WHAT IS NEEDED:
From the listing below, extract each line containing the string "rest".
--------------------------------------------------
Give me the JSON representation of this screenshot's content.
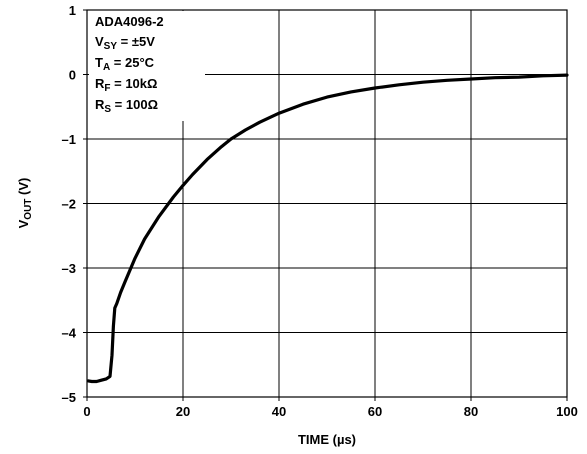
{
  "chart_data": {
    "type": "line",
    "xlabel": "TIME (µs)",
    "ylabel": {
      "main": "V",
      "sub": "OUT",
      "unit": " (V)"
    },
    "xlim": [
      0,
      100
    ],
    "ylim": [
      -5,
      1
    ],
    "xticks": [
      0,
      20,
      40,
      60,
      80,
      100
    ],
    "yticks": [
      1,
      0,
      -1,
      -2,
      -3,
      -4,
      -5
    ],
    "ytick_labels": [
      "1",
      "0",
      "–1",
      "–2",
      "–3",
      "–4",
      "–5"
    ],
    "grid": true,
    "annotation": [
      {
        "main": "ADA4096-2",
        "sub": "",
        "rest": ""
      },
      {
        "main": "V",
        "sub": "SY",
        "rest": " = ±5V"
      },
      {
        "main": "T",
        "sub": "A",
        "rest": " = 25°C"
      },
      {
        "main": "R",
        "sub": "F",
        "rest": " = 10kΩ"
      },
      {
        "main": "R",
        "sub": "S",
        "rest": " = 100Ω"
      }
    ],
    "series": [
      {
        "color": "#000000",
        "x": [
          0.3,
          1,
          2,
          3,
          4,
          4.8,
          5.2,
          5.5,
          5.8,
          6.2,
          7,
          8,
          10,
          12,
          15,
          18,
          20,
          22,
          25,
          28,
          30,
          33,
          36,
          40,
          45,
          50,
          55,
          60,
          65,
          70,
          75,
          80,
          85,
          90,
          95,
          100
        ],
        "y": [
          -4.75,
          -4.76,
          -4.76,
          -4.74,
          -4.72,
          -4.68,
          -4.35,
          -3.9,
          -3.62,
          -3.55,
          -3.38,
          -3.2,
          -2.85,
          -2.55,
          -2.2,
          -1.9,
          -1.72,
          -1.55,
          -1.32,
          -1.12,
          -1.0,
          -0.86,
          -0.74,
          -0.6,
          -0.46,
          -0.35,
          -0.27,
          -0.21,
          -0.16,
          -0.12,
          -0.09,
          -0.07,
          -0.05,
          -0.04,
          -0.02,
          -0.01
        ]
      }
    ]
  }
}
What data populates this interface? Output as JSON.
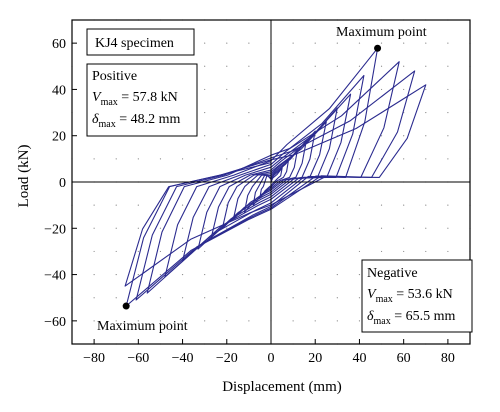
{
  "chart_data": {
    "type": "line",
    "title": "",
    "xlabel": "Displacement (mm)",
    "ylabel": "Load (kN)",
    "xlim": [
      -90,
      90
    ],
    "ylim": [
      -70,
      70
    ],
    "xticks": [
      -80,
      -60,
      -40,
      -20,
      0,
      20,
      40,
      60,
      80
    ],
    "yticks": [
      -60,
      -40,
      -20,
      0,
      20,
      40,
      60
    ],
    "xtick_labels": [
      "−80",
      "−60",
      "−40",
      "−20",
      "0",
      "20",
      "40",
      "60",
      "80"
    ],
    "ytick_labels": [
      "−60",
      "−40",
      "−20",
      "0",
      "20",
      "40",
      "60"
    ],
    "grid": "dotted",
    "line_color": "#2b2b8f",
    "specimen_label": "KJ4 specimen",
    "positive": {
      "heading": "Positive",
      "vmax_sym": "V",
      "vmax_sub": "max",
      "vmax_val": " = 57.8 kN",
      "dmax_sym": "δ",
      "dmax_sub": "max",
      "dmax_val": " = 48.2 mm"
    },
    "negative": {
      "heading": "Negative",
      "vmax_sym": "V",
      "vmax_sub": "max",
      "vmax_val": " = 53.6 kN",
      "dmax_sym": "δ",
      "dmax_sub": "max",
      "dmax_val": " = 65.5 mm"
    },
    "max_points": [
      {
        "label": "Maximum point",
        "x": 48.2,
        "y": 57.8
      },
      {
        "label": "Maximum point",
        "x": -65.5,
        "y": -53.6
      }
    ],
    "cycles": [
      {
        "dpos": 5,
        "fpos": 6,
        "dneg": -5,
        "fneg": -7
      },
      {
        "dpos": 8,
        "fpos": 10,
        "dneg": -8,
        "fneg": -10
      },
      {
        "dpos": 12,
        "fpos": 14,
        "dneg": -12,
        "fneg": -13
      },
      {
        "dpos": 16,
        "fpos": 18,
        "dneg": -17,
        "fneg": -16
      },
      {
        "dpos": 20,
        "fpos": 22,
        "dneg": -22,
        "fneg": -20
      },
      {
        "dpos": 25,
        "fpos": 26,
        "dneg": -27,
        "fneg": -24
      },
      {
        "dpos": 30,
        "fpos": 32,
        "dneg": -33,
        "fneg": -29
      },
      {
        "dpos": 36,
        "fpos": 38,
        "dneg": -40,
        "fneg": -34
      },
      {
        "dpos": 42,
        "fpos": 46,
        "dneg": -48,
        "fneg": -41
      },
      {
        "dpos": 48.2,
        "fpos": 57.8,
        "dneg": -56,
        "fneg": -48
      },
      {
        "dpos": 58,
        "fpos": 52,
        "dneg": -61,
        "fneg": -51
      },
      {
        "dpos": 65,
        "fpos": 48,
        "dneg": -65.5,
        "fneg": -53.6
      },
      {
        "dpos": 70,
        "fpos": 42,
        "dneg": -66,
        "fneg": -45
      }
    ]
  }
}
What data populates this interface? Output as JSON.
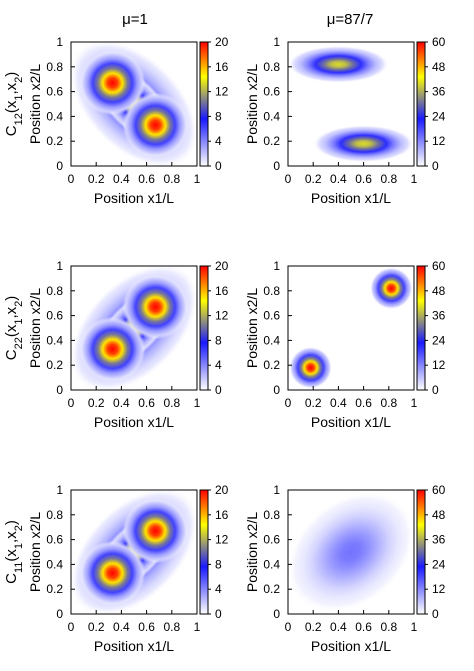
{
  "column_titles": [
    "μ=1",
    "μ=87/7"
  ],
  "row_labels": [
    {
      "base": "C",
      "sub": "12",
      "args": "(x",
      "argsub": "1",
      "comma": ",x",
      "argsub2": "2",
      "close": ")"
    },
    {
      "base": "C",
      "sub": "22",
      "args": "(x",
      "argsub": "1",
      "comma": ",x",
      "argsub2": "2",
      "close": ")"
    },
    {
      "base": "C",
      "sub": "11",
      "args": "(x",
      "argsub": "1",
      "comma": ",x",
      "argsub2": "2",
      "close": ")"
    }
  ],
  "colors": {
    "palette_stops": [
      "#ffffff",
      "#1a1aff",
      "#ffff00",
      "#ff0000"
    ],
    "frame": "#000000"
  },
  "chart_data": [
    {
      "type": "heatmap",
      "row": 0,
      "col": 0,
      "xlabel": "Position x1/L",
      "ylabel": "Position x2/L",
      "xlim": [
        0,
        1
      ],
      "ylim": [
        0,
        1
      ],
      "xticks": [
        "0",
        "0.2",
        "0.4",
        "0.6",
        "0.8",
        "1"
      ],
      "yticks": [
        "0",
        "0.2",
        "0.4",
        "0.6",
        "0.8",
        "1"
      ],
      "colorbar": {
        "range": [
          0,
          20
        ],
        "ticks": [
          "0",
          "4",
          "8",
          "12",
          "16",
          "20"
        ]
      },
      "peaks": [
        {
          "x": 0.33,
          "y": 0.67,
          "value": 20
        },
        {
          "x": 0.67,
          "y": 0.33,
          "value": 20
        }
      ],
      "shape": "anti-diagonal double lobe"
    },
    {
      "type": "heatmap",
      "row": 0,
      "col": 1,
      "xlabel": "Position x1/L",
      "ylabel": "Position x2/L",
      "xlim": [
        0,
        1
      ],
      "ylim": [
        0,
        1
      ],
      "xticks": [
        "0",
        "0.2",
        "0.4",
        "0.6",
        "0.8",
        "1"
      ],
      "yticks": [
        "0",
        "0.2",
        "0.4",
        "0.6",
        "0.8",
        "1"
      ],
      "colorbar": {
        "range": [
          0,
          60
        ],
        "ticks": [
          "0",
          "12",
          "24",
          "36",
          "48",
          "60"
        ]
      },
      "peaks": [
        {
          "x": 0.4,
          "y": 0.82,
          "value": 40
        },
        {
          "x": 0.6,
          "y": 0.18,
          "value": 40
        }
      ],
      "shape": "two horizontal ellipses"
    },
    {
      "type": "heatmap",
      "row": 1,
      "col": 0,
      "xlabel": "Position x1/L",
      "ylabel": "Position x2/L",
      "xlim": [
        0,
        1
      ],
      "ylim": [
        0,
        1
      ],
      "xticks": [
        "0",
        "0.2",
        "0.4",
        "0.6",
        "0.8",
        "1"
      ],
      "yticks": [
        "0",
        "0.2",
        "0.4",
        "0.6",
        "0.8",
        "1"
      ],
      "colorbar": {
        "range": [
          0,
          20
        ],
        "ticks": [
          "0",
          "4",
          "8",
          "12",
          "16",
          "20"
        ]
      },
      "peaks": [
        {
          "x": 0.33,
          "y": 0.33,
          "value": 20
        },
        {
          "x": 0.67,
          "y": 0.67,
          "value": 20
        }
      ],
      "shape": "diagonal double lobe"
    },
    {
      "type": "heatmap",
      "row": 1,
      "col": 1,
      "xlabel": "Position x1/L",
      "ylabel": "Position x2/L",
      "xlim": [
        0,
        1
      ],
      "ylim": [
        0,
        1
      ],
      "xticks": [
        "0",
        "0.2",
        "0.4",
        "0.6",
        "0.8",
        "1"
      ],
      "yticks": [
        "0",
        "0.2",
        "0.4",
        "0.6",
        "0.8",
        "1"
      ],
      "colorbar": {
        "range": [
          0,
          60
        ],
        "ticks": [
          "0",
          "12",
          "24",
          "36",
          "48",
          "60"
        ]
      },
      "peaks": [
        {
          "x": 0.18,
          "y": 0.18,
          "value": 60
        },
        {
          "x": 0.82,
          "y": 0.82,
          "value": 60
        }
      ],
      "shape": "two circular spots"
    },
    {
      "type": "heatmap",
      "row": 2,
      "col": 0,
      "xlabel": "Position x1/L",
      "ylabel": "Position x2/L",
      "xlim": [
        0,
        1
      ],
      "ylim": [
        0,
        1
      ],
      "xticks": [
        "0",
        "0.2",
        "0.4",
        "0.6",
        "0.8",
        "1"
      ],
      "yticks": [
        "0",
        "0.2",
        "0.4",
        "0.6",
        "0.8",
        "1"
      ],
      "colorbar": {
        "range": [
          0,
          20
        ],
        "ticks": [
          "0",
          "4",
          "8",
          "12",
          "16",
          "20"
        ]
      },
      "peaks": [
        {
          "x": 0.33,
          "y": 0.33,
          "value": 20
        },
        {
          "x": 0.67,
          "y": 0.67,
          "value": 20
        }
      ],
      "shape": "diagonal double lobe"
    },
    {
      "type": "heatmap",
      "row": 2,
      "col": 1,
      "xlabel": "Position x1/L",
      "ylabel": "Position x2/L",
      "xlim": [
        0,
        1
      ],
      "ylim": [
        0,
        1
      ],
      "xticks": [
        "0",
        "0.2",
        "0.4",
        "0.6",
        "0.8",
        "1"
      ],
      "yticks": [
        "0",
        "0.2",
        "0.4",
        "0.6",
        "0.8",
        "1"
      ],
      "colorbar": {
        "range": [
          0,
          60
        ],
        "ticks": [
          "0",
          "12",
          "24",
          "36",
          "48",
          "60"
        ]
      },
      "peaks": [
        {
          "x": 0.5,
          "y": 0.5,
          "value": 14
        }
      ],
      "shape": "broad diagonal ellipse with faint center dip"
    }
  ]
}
--------------------------------------------------
REPLY TO THE EXERCISE:
        "rest": ""
        "rest": " = ±5V"
        "rest": " = 25°C"
        "rest": " = 10kΩ"
        "rest": " = 100Ω"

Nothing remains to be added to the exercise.